WORK REQUIRED>
What follows is a listing to be transcribed exactly.

GIVEN ENTRIES>
------------------------

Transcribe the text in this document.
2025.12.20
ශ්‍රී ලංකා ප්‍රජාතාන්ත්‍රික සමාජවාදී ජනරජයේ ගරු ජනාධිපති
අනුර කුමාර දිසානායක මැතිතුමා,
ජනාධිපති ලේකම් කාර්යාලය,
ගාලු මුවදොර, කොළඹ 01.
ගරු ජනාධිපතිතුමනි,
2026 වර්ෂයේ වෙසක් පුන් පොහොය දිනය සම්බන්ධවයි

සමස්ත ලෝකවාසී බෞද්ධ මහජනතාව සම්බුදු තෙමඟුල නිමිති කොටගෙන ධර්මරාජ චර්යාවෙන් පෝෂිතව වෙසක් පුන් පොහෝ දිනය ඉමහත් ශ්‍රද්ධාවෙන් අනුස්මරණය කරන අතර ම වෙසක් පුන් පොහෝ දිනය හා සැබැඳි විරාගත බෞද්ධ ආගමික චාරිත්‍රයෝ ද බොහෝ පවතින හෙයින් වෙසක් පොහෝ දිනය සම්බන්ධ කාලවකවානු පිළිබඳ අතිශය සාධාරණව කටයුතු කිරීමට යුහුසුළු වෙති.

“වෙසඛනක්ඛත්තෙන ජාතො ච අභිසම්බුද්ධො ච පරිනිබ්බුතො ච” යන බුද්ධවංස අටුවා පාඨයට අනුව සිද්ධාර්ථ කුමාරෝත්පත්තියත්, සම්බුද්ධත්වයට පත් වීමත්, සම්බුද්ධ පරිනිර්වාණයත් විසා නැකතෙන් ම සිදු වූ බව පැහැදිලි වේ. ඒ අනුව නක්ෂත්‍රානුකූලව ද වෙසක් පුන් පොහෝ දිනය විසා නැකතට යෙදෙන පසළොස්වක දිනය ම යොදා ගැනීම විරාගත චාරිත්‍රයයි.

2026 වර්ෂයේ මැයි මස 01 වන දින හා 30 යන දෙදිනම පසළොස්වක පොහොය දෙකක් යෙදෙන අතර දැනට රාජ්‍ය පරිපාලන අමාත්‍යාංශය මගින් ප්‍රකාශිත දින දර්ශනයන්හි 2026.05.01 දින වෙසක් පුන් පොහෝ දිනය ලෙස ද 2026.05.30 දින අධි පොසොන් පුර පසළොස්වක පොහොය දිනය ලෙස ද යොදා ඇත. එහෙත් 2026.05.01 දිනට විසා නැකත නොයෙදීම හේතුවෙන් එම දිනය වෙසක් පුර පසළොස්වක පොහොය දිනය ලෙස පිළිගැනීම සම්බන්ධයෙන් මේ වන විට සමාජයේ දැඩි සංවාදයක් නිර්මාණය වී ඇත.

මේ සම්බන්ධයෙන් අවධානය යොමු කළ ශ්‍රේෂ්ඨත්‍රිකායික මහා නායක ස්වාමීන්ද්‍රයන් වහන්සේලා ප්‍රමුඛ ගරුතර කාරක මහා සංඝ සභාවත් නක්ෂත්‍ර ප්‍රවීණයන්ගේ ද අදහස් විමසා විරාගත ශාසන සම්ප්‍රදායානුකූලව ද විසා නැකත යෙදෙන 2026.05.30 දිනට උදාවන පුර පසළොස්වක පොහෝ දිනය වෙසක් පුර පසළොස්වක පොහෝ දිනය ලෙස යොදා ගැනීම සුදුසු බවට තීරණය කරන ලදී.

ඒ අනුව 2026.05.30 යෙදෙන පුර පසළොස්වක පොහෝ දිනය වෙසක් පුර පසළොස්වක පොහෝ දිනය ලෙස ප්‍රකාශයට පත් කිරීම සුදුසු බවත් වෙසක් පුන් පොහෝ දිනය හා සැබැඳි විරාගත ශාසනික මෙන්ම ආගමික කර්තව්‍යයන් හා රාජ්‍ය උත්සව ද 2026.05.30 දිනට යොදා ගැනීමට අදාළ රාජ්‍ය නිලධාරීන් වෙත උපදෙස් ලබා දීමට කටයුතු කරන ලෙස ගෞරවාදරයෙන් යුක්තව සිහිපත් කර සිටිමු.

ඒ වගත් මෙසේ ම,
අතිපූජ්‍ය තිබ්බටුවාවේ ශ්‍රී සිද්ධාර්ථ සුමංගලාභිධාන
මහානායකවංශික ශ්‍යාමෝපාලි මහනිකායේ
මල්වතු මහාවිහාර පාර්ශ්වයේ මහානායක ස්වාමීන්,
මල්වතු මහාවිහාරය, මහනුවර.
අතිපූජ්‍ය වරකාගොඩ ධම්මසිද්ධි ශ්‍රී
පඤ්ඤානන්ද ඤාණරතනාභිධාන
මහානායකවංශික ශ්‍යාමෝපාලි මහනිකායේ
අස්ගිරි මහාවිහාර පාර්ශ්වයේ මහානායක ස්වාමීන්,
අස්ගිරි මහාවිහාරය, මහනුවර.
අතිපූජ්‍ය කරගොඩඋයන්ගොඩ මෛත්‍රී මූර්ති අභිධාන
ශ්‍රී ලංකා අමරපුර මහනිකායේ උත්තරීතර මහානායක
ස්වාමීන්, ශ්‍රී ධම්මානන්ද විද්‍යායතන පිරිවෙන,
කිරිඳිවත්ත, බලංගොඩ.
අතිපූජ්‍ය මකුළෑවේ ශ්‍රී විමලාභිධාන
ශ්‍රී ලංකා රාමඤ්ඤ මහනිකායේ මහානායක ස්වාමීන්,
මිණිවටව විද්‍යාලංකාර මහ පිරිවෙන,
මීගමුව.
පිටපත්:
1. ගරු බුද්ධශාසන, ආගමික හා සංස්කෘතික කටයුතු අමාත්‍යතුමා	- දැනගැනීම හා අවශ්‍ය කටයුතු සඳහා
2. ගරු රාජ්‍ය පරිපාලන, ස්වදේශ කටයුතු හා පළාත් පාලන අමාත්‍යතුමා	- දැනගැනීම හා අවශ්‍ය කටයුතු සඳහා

------------------------

SOLUTION TO THIS EXERCISE>
Transcribe the text in this document.
2025.12.20
ශ්‍රී ලංකා ප්‍රජාතාන්ත්‍රික සමාජවාදී ජනරජයේ ගරු ජනාධිපති
අනුර කුමාර දිසානායක මැතිතුමා,
ජනාධිපති ලේකම් කාර්යාලය,
ගාලු මුවදොර, කොළඹ 01.
ගරු ජනාධිපතිතුමනි,
2026 වර්ෂයේ වෙසක් පුන් පොහොය දිනය සම්බන්ධවයි

සමස්ත ලෝකවාසී බෞද්ධ මහජනතාව සම්බුදු තෙමඟුල නිමිති කොටගෙන ධර්මරාජ චර්යාවෙන් පෝෂිතව වෙසක් පුන් පොහෝ දිනය ඉමහත් ශ්‍රද්ධාවෙන් අනුස්මරණය කරන අතර ම වෙසක් පුන් පොහෝ දිනය හා සැබැඳි විරාගත බෞද්ධ ආගමික චාරිත්‍රයෝ ද බොහෝ පවතින හෙයින් වෙසක් පොහෝ දිනය සම්බන්ධ කාලවකවානු පිළිබඳ අතිශය සාධාරණව කටයුතු කිරීමට යුහුසුළු වෙති.

“වෙසඛනක්ඛත්තෙන ජාතො ච අභිසම්බුද්ධො ච පරිනිබ්බුතො ච” යන බුද්ධවංස අටුවා පාඨයට අනුව සිද්ධාර්ථ කුමාරෝත්පත්තියත්, සම්බුද්ධත්වයට පත් වීමත්, සම්බුද්ධ පරිනිර්වාණයත් විසා නැකතෙන් ම සිදු වූ බව පැහැදිලි වේ. ඒ අනුව නක්ෂත්‍රානුකූලව ද වෙසක් පුන් පොහෝ දිනය විසා නැකතට යෙදෙන පසළොස්වක දිනය ම යොදා ගැනීම විරාගත චාරිත්‍රයයි.

2026 වර්ෂයේ මැයි මස 01 වන දින හා 30 යන දෙදිනම පසළොස්වක පොහොය දෙකක් යෙදෙන අතර දැනට රාජ්‍ය පරිපාලන අමාත්‍යාංශය මගින් ප්‍රකාශිත දින දර්ශනයන්හි 2026.05.01 දින වෙසක් පුන් පොහෝ දිනය ලෙස ද 2026.05.30 දින අධි පොසොන් පුර පසළොස්වක පොහොය දිනය ලෙස ද යොදා ඇත. එහෙත් 2026.05.01 දිනට විසා නැකත නොයෙදීම හේතුවෙන් එම දිනය වෙසක් පුර පසළොස්වක පොහොය දිනය ලෙස පිළිගැනීම සම්බන්ධයෙන් මේ වන විට සමාජයේ දැඩි සංවාදයක් නිර්මාණය වී ඇත.

මේ සම්බන්ධයෙන් අවධානය යොමු කළ ශ්‍රේෂ්ඨත්‍රිකායික මහා නායක ස්වාමීන්ද්‍රයන් වහන්සේලා ප්‍රමුඛ ගරුතර කාරක මහා සංඝ සභාවත් නක්ෂත්‍ර ප්‍රවීණයන්ගේ ද අදහස් විමසා විරාගත ශාසන සම්ප්‍රදායානුකූලව ද විසා නැකත යෙදෙන 2026.05.30 දිනට උදාවන පුර පසළොස්වක පොහෝ දිනය වෙසක් පුර පසළොස්වක පොහෝ දිනය ලෙස යොදා ගැනීම සුදුසු බවට තීරණය කරන ලදී.

ඒ අනුව 2026.05.30 යෙදෙන පුර පසළොස්වක පොහෝ දිනය වෙසක් පුර පසළොස්වක පොහෝ දිනය ලෙස ප්‍රකාශයට පත් කිරීම සුදුසු බවත් වෙසක් පුන් පොහෝ දිනය හා සැබැඳි විරාගත ශාසනික මෙන්ම ආගමික කර්තව්‍යයන් හා රාජ්‍ය උත්සව ද 2026.05.30 දිනට යොදා ගැනීමට අදාළ රාජ්‍ය නිලධාරීන් වෙත උපදෙස් ලබා දීමට කටයුතු කරන ලෙස ගෞරවාදරයෙන් යුක්තව සිහිපත් කර සිටිමු.

ඒ වගත් මෙසේ ම,
අතිපූජ්‍ය තිබ්බටුවාවේ ශ්‍රී සිද්ධාර්ථ සුමංගලාභිධාන
මහානායකවංශික ශ්‍යාමෝපාලි මහනිකායේ
මල්වතු මහාවිහාර පාර්ශ්වයේ මහානායක ස්වාමීන්,
මල්වතු මහාවිහාරය, මහනුවර.
අතිපූජ්‍ය වරකාගොඩ ධම්මසිද්ධි ශ්‍රී
පඤ්ඤානන්ද ඤාණරතනාභිධාන
මහානායකවංශික ශ්‍යාමෝපාලි මහනිකායේ
අස්ගිරි මහාවිහාර පාර්ශ්වයේ මහානායක ස්වාමීන්,
අස්ගිරි මහාවිහාරය, මහනුවර.
අතිපූජ්‍ය කරගොඩඋයන්ගොඩ මෛත්‍රී මූර්ති අභිධාන
ශ්‍රී ලංකා අමරපුර මහනිකායේ උත්තරීතර මහානායක
ස්වාමීන්, ශ්‍රී ධම්මානන්ද විද්‍යායතන පිරිවෙන,
කිරිඳිවත්ත, බලංගොඩ.
අතිපූජ්‍ය මකුළෑවේ ශ්‍රී විමලාභිධාන
ශ්‍රී ලංකා රාමඤ්ඤ මහනිකායේ මහානායක ස්වාමීන්,
මිණිවටව විද්‍යාලංකාර මහ පිරිවෙන,
මීගමුව.
පිටපත්:
1. ගරු බුද්ධශාසන, ආගමික හා සංස්කෘතික කටයුතු අමාත්‍යතුමා	- දැනගැනීම හා අවශ්‍ය කටයුතු සඳහා
2. ගරු රාජ්‍ය පරිපාලන, ස්වදේශ කටයුතු හා පළාත් පාලන අමාත්‍යතුමා	- දැනගැනීම හා අවශ්‍ය කටයුතු සඳහා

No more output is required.